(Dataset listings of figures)

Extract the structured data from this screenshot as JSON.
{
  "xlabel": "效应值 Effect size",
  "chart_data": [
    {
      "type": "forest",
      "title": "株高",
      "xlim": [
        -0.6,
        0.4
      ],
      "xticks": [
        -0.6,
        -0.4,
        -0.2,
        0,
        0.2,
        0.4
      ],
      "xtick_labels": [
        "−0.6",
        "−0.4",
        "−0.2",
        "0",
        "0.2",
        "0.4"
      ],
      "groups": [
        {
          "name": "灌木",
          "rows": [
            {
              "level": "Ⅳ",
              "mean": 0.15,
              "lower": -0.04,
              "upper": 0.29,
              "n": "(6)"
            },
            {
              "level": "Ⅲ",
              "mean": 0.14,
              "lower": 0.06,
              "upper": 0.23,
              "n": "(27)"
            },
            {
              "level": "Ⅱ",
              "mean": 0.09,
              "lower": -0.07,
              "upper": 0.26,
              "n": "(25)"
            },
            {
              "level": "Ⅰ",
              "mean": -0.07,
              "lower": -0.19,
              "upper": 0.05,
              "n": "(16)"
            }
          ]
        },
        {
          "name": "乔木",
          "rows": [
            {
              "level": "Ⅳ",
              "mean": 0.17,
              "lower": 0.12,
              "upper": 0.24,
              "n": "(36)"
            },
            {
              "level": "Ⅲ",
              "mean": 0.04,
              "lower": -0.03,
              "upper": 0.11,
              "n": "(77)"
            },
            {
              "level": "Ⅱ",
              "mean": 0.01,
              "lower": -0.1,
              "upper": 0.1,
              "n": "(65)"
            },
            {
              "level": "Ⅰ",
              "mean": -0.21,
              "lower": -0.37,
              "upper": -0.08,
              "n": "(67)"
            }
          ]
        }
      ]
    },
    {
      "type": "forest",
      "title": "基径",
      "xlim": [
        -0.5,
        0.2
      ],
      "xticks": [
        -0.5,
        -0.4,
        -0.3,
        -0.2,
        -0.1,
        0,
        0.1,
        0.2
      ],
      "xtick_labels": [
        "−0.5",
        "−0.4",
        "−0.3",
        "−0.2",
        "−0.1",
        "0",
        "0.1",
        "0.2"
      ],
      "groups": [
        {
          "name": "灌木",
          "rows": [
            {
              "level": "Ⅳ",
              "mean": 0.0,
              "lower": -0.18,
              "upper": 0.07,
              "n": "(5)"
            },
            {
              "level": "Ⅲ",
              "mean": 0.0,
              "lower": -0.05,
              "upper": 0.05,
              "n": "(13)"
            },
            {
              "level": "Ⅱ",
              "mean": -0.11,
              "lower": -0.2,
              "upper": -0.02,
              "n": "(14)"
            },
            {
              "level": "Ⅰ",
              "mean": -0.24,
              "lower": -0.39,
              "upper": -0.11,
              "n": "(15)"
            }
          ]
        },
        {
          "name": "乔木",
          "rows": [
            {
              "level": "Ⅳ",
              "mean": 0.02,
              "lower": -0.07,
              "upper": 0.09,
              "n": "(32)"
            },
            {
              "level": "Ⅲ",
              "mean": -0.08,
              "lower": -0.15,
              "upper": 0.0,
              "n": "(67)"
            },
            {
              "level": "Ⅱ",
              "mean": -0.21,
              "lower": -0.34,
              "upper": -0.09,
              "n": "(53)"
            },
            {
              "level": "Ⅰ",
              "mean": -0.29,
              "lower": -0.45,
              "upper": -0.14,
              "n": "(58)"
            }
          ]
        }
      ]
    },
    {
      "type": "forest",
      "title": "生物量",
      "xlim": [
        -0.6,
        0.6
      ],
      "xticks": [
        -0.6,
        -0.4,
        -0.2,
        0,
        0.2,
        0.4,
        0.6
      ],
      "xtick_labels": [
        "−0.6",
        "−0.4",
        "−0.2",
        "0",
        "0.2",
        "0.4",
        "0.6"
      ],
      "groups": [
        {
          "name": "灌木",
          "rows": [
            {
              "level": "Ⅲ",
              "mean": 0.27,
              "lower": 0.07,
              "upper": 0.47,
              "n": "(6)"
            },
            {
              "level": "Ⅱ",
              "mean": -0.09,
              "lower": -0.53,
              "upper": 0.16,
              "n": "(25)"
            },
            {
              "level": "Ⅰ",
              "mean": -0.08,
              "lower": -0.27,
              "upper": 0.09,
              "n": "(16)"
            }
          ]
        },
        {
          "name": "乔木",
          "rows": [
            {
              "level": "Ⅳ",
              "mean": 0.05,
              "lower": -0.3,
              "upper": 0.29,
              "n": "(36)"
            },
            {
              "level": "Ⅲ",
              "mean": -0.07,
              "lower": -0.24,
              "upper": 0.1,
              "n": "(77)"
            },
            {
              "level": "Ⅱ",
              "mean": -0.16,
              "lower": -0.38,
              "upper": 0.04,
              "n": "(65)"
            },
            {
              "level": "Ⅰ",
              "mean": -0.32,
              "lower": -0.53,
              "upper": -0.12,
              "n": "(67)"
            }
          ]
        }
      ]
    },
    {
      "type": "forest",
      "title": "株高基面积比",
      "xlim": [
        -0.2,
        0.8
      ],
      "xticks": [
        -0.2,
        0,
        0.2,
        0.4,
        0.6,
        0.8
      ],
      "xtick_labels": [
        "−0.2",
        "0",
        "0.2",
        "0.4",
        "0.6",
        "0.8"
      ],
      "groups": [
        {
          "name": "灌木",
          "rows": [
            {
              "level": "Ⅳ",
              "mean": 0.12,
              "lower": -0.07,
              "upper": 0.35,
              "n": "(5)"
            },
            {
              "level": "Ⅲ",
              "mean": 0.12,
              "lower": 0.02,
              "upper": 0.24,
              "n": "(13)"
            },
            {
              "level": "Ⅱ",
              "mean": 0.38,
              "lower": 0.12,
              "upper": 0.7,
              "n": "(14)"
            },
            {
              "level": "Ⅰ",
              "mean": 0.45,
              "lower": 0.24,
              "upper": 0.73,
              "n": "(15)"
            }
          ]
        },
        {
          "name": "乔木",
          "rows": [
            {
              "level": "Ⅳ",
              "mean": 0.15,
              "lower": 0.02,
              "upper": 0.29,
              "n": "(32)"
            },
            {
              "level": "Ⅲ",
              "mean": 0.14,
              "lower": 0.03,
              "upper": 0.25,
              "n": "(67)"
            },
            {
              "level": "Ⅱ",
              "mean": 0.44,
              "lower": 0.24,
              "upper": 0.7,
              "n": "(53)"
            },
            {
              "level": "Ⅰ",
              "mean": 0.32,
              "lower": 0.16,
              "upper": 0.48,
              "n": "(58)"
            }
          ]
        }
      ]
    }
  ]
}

-- Exercise objective --
For the entries above, state how many lines contain the word "title". Provide the number by itself.

-- Written answer --
4